### Exercise objective
In the entries below, count every line with the string "Less". State the count and nothing else.

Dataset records
** Begin **

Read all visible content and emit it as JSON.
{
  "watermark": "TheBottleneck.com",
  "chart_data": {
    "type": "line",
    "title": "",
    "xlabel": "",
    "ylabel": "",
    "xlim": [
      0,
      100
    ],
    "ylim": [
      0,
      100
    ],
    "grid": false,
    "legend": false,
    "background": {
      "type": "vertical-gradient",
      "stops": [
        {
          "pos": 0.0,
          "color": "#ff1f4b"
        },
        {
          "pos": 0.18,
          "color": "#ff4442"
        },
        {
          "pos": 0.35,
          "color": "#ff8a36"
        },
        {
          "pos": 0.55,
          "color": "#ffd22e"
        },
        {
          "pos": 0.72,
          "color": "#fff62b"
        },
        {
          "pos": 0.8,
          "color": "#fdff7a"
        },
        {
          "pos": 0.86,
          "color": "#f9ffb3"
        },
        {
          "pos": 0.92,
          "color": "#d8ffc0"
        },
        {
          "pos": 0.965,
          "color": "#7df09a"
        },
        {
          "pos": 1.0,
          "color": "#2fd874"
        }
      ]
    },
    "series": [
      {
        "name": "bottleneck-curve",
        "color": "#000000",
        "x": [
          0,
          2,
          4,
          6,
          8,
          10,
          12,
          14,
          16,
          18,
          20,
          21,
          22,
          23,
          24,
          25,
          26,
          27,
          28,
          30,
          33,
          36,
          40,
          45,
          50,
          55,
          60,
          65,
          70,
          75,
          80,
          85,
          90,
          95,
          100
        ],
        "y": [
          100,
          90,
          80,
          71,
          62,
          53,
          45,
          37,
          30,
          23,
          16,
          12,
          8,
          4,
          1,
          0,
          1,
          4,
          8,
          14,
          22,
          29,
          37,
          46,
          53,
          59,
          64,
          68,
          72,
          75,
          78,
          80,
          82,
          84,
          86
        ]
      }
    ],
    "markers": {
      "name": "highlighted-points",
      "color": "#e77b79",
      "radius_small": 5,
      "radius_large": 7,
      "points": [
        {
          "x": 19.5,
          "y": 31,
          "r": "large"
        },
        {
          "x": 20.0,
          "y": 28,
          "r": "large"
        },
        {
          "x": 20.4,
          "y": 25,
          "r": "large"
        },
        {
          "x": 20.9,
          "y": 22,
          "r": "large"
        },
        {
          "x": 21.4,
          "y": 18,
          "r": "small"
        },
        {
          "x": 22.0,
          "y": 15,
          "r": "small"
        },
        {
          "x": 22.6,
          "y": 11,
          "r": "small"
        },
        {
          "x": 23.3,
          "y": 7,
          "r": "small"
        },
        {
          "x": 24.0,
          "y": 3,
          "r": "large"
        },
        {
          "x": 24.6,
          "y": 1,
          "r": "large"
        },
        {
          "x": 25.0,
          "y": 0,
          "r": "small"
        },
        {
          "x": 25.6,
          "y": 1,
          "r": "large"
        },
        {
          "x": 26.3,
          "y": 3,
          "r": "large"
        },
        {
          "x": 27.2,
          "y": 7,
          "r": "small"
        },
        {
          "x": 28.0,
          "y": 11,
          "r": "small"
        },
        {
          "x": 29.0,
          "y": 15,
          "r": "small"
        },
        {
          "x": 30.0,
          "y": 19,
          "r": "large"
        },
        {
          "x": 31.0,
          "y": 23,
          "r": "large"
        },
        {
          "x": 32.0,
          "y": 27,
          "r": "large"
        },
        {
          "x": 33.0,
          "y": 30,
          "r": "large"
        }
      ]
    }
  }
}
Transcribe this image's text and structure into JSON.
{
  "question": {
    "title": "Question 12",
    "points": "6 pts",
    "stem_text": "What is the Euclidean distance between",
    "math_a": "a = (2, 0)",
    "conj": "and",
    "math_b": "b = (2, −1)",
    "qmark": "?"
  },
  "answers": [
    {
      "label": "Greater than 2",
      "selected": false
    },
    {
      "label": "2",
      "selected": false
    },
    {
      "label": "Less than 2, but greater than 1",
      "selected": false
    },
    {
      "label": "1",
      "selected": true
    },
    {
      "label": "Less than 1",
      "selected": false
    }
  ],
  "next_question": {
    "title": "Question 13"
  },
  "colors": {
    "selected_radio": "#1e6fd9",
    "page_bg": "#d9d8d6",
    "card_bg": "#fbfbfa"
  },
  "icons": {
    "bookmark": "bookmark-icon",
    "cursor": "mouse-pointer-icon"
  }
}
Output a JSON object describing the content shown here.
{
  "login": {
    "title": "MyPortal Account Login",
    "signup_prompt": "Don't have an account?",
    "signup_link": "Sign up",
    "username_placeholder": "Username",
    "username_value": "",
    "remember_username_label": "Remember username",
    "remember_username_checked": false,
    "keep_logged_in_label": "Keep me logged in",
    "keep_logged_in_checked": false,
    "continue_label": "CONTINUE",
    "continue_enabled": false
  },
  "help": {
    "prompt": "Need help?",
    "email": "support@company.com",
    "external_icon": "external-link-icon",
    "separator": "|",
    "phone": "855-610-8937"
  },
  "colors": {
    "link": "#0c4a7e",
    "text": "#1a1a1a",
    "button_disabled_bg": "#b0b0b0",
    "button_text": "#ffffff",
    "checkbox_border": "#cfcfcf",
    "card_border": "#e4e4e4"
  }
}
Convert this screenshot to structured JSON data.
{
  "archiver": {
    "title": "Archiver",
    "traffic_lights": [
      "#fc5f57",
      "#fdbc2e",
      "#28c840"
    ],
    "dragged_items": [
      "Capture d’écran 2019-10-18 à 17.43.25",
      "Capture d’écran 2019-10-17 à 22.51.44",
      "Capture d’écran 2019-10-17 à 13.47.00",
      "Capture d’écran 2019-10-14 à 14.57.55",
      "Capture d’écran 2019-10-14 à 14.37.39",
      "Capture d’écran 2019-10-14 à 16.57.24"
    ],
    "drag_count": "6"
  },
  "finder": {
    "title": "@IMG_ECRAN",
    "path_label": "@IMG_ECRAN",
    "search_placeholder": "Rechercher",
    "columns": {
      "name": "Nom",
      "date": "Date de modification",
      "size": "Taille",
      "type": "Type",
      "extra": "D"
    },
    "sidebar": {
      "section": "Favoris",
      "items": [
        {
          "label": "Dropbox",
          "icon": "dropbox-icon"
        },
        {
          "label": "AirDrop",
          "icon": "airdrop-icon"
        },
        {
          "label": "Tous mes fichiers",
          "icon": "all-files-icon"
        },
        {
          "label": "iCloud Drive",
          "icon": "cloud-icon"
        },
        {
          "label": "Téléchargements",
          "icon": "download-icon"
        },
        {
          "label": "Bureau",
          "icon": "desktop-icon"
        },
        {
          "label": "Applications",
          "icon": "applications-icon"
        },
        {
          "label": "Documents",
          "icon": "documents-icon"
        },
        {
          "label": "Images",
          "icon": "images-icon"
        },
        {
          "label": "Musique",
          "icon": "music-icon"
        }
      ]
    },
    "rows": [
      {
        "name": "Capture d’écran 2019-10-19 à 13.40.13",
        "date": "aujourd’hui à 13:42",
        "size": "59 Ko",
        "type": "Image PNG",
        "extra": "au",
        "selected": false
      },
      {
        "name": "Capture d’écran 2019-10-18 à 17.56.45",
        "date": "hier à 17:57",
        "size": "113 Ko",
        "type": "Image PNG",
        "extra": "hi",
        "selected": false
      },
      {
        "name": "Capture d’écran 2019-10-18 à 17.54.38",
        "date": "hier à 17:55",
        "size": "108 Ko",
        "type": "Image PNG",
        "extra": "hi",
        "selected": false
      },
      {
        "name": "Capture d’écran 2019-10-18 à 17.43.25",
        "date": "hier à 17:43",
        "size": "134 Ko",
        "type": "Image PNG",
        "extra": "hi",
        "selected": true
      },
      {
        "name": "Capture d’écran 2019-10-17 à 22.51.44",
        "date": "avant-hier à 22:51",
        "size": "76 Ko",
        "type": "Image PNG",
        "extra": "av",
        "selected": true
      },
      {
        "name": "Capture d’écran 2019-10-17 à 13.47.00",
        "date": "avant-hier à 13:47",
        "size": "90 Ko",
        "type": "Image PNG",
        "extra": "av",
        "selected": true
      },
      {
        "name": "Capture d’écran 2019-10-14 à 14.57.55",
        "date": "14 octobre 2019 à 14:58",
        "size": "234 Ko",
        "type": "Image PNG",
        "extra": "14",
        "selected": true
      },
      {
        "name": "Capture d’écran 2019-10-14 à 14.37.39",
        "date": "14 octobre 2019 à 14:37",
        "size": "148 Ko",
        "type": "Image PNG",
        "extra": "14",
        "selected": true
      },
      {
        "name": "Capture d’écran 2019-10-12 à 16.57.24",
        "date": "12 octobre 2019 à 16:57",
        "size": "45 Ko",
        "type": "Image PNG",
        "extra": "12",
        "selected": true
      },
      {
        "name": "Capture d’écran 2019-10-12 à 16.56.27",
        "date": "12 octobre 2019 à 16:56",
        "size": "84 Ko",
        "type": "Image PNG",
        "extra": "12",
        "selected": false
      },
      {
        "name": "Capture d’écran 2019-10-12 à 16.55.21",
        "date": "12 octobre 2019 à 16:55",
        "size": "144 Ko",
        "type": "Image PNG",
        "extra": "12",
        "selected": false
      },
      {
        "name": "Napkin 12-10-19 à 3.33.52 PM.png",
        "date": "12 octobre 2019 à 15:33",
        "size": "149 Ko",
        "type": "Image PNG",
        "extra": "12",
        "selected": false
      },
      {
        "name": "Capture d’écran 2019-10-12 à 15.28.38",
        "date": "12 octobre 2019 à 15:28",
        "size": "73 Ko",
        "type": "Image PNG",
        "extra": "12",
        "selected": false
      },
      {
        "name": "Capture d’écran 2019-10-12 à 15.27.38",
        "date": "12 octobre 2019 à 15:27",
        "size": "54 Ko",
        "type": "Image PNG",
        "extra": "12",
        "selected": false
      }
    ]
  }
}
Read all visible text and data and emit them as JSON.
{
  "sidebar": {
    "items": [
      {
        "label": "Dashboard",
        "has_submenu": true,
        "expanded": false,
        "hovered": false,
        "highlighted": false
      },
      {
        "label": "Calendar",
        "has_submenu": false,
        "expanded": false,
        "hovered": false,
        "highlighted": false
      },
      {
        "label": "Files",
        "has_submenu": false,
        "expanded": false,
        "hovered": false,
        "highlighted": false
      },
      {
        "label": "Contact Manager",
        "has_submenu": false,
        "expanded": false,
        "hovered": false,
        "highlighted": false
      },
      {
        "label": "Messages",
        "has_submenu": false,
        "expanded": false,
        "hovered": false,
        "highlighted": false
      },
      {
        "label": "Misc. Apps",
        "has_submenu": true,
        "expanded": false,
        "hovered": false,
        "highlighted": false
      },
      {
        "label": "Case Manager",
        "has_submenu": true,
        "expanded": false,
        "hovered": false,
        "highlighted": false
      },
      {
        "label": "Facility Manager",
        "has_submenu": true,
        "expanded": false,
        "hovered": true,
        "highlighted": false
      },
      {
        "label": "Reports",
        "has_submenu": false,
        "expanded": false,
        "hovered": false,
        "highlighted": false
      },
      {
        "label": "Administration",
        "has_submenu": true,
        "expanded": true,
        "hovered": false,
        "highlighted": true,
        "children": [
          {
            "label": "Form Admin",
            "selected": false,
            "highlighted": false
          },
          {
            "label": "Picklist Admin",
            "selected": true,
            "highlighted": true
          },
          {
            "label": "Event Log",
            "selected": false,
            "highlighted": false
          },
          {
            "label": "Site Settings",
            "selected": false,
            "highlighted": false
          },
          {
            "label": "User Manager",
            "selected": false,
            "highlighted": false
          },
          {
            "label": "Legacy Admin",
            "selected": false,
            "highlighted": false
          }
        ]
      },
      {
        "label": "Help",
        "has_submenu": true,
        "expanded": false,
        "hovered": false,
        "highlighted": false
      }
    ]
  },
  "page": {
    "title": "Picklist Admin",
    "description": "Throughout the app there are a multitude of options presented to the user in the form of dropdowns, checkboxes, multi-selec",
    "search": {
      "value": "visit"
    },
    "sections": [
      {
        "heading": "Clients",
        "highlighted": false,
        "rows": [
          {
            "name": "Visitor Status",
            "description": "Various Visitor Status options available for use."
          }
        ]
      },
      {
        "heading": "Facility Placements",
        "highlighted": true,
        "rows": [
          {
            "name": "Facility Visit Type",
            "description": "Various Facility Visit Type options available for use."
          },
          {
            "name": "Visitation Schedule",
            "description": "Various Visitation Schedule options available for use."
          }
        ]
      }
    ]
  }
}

** End **

### Correct result
2